Stored data
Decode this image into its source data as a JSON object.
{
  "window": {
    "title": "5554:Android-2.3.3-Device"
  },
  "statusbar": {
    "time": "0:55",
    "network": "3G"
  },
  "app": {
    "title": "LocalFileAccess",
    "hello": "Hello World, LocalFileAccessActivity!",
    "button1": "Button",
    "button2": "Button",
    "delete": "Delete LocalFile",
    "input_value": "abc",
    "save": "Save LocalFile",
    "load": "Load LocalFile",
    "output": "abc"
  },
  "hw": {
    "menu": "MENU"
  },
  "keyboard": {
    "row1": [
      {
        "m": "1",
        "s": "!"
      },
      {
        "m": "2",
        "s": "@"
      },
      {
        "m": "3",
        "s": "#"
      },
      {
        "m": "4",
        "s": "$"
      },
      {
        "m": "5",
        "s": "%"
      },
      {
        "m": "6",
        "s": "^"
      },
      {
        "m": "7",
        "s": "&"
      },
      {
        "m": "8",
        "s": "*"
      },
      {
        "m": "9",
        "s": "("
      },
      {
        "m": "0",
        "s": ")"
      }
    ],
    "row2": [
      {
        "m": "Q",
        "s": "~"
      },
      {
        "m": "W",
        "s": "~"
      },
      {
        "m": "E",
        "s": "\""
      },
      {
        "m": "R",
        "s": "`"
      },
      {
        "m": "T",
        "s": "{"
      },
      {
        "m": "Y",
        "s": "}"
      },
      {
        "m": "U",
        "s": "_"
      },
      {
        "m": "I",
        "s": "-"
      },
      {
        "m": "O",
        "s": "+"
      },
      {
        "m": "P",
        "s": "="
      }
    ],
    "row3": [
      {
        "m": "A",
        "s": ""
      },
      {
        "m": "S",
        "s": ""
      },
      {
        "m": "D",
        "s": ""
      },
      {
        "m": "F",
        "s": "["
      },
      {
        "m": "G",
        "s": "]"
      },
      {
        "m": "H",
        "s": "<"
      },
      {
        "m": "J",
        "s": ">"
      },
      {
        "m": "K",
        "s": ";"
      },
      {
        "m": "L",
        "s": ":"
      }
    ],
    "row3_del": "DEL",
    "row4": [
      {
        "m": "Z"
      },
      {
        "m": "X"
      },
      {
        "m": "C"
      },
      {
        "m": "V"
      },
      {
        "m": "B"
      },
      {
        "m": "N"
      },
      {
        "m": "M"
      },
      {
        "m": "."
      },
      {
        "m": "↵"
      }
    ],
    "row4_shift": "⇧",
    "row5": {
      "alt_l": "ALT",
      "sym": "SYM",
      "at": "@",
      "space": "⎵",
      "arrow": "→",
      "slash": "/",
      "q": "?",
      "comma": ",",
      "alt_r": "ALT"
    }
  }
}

§ **TASK BRIEF**
Check each line of the records for the word "title", and show the lines that contain it.

§ **CORRECT RESPONSE**
    "title": "5554:Android-2.3.3-Device"
    "title": "LocalFileAccess",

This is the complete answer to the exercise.